* _TO BE DONE_:
All entries below need to be written out exactly, but without their pictures.

* _DATASET_:
↓↓↓

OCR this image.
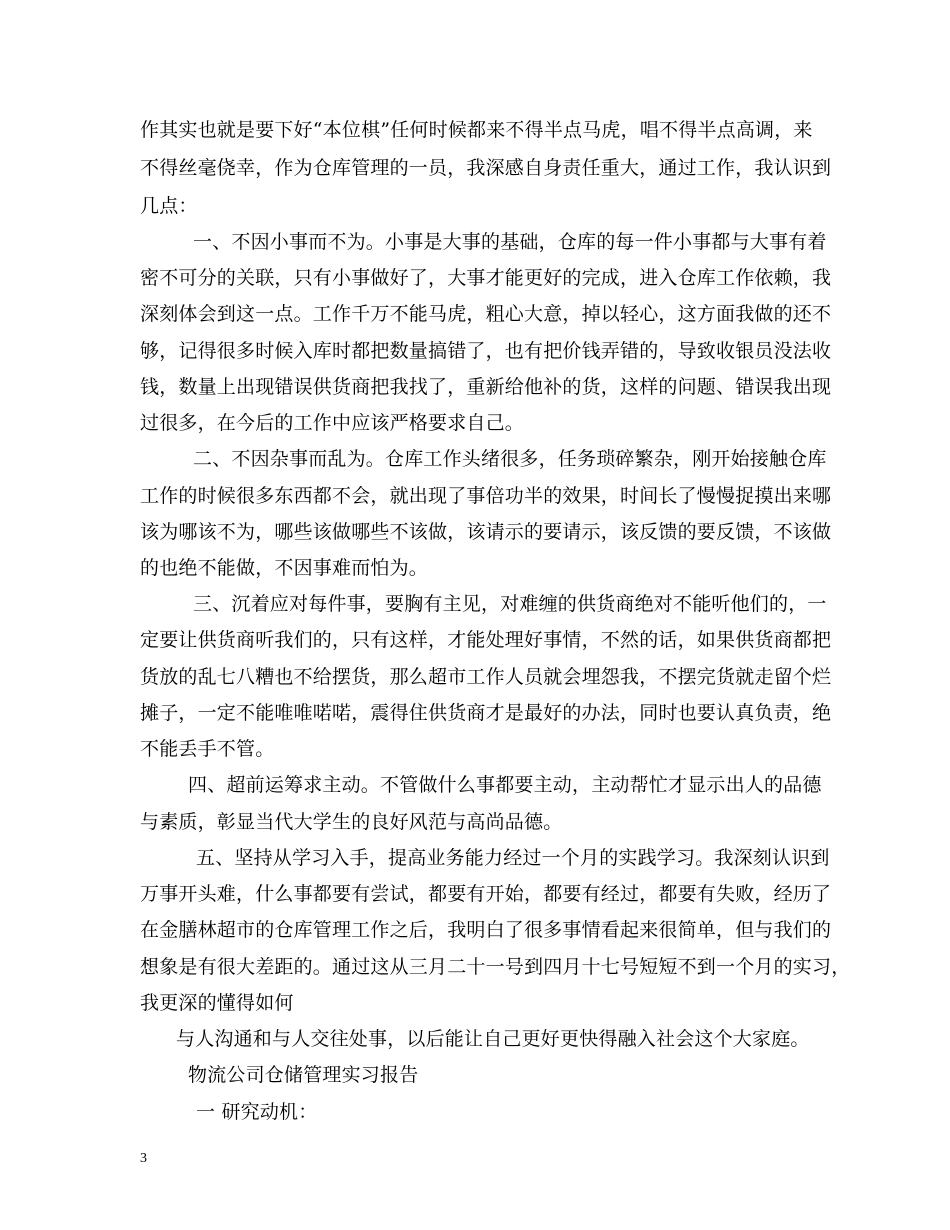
作其实也就是要下好“本位棋”任何时候都来不得半点马虎，唱不得半点高调，来
不得丝毫侥幸，作为仓库管理的一员，我深感自身责任重大，通过工作，我认识到
几点：
一、不因小事而不为。小事是大事的基础，仓库的每一件小事都与大事有着
密不可分的关联，只有小事做好了，大事才能更好的完成，进入仓库工作依赖，我
深刻体会到这一点。工作千万不能马虎，粗心大意，掉以轻心，这方面我做的还不
够，记得很多时候入库时都把数量搞错了，也有把价钱弄错的，导致收银员没法收
钱，数量上出现错误供货商把我找了，重新给他补的货，这样的问题、错误我出现
过很多，在今后的工作中应该严格要求自己。
二、不因杂事而乱为。仓库工作头绪很多，任务琐碎繁杂，刚开始接触仓库
工作的时候很多东西都不会，就出现了事倍功半的效果，时间长了慢慢捉摸出来哪
该为哪该不为，哪些该做哪些不该做，该请示的要请示，该反馈的要反馈，不该做
的也绝不能做，不因事难而怕为。
三、沉着应对每件事，要胸有主见，对难缠的供货商绝对不能听他们的，一
定要让供货商听我们的，只有这样，才能处理好事情，不然的话，如果供货商都把
货放的乱七八糟也不给摆货，那么超市工作人员就会埋怨我，不摆完货就走留个烂
摊子，一定不能唯唯喏喏，震得住供货商才是最好的办法，同时也要认真负责，绝
不能丢手不管。
四、超前运筹求主动。不管做什么事都要主动，主动帮忙才显示出人的品德
与素质，彰显当代大学生的良好风范与高尚品德。
五、坚持从学习入手，提高业务能力经过一个月的实践学习。我深刻认识到
万事开头难，什么事都要有尝试，都要有开始，都要有经过，都要有失败，经历了
在金膳林超市的仓库管理工作之后，我明白了很多事情看起来很简单，但与我们的
想象是有很大差距的。通过这从三月二十一号到四月十七号短短不到一个月的实习，
我更深的懂得如何
与人沟通和与人交往处事，以后能让自己更好更快得融入社会这个大家庭。
物流公司仓储管理实习报告
一 研究动机：
3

↑↑↑

* _CORRECT RESPONSE_:
OCR this image.
作其实也就是要下好“本位棋”任何时候都来不得半点马虎，唱不得半点高调，来
不得丝毫侥幸，作为仓库管理的一员，我深感自身责任重大，通过工作，我认识到
几点：
一、不因小事而不为。小事是大事的基础，仓库的每一件小事都与大事有着
密不可分的关联，只有小事做好了，大事才能更好的完成，进入仓库工作依赖，我
深刻体会到这一点。工作千万不能马虎，粗心大意，掉以轻心，这方面我做的还不
够，记得很多时候入库时都把数量搞错了，也有把价钱弄错的，导致收银员没法收
钱，数量上出现错误供货商把我找了，重新给他补的货，这样的问题、错误我出现
过很多，在今后的工作中应该严格要求自己。
二、不因杂事而乱为。仓库工作头绪很多，任务琐碎繁杂，刚开始接触仓库
工作的时候很多东西都不会，就出现了事倍功半的效果，时间长了慢慢捉摸出来哪
该为哪该不为，哪些该做哪些不该做，该请示的要请示，该反馈的要反馈，不该做
的也绝不能做，不因事难而怕为。
三、沉着应对每件事，要胸有主见，对难缠的供货商绝对不能听他们的，一
定要让供货商听我们的，只有这样，才能处理好事情，不然的话，如果供货商都把
货放的乱七八糟也不给摆货，那么超市工作人员就会埋怨我，不摆完货就走留个烂
摊子，一定不能唯唯喏喏，震得住供货商才是最好的办法，同时也要认真负责，绝
不能丢手不管。
四、超前运筹求主动。不管做什么事都要主动，主动帮忙才显示出人的品德
与素质，彰显当代大学生的良好风范与高尚品德。
五、坚持从学习入手，提高业务能力经过一个月的实践学习。我深刻认识到
万事开头难，什么事都要有尝试，都要有开始，都要有经过，都要有失败，经历了
在金膳林超市的仓库管理工作之后，我明白了很多事情看起来很简单，但与我们的
想象是有很大差距的。通过这从三月二十一号到四月十七号短短不到一个月的实习，
我更深的懂得如何
与人沟通和与人交往处事，以后能让自己更好更快得融入社会这个大家庭。
物流公司仓储管理实习报告
一 研究动机：
3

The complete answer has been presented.